[Layout annotation records]
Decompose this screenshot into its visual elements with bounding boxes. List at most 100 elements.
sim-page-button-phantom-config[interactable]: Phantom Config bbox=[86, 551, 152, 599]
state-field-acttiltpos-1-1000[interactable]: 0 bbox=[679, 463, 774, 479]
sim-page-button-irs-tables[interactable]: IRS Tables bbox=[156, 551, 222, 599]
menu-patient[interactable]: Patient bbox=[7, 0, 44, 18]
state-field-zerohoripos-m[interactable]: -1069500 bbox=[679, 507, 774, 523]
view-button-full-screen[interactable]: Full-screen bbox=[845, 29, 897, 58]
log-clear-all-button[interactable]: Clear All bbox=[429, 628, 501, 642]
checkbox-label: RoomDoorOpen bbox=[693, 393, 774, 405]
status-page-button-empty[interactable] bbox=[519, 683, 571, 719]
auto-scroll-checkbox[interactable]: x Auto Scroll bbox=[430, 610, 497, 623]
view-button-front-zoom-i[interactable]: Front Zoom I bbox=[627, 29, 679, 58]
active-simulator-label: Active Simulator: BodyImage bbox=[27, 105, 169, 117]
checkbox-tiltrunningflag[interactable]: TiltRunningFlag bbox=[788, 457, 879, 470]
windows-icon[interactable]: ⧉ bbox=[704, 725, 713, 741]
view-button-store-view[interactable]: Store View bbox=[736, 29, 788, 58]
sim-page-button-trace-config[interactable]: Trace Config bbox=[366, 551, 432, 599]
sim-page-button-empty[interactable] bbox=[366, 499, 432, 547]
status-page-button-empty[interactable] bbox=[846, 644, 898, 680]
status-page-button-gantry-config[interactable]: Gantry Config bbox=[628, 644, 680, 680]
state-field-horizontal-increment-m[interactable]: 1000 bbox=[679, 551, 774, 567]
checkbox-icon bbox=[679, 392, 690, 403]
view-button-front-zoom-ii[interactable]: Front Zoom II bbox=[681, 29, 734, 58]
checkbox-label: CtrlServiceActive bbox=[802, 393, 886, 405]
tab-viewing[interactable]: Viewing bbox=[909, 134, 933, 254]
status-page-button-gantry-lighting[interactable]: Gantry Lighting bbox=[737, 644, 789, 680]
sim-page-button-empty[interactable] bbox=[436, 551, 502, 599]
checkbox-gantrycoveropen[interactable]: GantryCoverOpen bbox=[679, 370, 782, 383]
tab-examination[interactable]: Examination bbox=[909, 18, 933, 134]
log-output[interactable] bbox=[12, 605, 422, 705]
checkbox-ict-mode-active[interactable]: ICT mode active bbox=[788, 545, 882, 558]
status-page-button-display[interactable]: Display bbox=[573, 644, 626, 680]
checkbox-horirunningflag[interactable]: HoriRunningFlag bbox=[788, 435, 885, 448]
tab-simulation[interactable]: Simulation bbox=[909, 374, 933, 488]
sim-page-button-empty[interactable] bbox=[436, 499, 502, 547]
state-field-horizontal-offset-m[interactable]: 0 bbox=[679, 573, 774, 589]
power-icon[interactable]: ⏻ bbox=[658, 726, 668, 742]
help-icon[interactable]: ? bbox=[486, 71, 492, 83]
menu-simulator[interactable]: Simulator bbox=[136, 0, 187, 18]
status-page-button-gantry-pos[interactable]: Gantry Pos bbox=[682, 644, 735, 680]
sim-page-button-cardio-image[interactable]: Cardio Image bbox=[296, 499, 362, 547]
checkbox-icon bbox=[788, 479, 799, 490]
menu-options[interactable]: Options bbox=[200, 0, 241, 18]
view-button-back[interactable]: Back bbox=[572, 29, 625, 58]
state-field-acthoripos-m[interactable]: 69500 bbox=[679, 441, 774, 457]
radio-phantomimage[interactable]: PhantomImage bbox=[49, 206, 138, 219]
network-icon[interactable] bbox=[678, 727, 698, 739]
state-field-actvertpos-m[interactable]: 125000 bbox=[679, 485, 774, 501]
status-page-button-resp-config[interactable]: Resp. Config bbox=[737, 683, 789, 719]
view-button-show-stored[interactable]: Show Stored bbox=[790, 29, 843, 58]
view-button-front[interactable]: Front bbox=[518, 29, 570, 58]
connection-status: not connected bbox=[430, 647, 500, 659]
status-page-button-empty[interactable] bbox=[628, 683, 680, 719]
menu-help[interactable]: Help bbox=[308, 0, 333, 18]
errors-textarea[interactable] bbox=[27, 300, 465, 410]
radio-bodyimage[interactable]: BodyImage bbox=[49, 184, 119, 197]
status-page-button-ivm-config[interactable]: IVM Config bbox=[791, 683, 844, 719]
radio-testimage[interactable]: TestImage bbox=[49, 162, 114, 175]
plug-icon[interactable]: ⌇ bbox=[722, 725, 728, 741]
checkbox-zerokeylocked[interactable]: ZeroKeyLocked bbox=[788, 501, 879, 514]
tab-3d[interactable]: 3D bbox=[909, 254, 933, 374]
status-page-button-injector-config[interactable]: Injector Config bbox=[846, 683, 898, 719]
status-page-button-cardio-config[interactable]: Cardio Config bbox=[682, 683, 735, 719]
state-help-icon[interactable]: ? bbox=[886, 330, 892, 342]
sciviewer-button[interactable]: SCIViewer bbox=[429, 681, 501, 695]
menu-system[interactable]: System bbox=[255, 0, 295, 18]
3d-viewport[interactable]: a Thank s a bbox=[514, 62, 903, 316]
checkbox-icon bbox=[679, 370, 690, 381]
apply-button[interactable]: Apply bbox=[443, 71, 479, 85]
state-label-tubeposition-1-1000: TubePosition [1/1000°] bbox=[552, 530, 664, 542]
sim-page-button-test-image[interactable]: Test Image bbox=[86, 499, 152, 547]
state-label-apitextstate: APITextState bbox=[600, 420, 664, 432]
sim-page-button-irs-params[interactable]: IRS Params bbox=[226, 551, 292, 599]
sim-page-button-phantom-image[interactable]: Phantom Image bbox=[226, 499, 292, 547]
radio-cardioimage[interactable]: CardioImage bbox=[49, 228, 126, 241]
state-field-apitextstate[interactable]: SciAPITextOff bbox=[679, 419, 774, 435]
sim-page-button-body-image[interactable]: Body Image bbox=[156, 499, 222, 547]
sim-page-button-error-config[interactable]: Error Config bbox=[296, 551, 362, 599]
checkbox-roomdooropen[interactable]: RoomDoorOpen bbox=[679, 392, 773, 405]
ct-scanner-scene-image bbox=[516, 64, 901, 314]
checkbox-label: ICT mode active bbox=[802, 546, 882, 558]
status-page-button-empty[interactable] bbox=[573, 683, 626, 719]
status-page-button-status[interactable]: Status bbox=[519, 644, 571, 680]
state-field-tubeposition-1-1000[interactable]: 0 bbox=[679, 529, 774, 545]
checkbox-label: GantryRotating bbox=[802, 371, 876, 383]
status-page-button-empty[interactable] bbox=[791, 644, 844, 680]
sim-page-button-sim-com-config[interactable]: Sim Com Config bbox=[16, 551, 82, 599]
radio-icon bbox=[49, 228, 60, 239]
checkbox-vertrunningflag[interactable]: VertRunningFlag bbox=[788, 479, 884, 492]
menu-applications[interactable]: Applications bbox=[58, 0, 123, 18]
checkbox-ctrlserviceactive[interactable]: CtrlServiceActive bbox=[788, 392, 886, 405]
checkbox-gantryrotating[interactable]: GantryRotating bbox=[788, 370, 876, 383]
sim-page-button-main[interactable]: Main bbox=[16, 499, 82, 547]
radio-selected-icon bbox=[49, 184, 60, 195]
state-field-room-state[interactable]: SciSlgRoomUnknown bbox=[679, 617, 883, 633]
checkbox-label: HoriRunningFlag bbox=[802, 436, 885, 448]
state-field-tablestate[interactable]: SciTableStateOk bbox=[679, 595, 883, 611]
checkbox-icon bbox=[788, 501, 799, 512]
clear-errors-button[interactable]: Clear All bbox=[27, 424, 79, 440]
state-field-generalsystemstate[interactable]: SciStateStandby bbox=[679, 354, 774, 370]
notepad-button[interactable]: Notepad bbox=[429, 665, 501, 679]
--
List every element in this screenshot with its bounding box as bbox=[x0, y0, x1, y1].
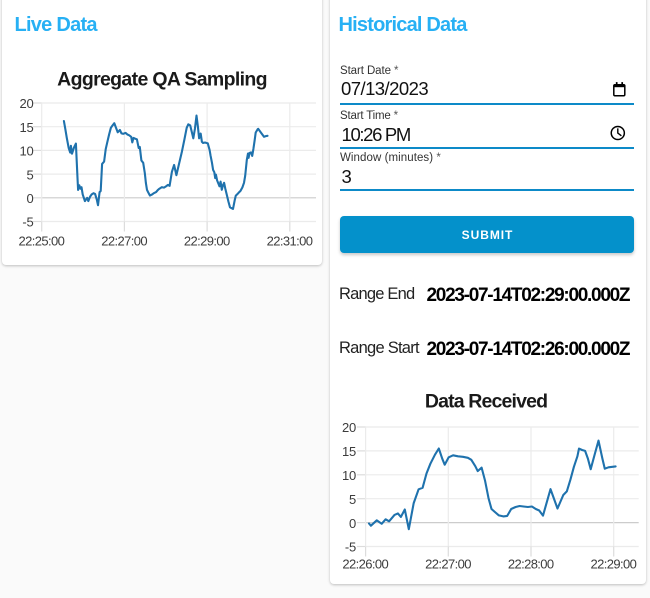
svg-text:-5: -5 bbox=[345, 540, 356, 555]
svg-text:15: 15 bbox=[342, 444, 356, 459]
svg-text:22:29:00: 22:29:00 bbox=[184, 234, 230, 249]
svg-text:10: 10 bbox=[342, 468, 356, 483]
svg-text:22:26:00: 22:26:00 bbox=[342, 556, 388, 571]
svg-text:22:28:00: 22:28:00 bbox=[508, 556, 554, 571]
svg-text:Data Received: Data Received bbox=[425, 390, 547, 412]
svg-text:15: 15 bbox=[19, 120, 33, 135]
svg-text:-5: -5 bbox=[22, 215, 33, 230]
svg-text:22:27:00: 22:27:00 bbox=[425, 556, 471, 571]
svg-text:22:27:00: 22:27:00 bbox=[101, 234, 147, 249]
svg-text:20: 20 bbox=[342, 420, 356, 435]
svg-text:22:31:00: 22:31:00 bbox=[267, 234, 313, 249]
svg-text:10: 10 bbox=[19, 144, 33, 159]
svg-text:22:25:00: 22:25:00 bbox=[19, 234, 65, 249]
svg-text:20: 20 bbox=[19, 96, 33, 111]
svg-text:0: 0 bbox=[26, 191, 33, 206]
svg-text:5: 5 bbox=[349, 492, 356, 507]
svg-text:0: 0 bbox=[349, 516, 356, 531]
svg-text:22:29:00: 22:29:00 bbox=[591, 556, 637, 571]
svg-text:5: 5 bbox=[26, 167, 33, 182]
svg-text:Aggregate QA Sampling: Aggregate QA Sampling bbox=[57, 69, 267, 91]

- TASK BRIEF
Quote the lines above word for word, starting at the line that contains "svg-text:-5: -5 bbox=[345, 540, 356, 555]" and ending at the line that contains "svg-text:Data Received: Data".

- THE COMPLETED TASK
svg-text:-5: -5 bbox=[345, 540, 356, 555]
svg-text:15: 15 bbox=[342, 444, 356, 459]
svg-text:22:29:00: 22:29:00 bbox=[184, 234, 230, 249]
svg-text:10: 10 bbox=[342, 468, 356, 483]
svg-text:22:26:00: 22:26:00 bbox=[342, 556, 388, 571]
svg-text:22:28:00: 22:28:00 bbox=[508, 556, 554, 571]
svg-text:Data Received: Data Received bbox=[425, 390, 547, 412]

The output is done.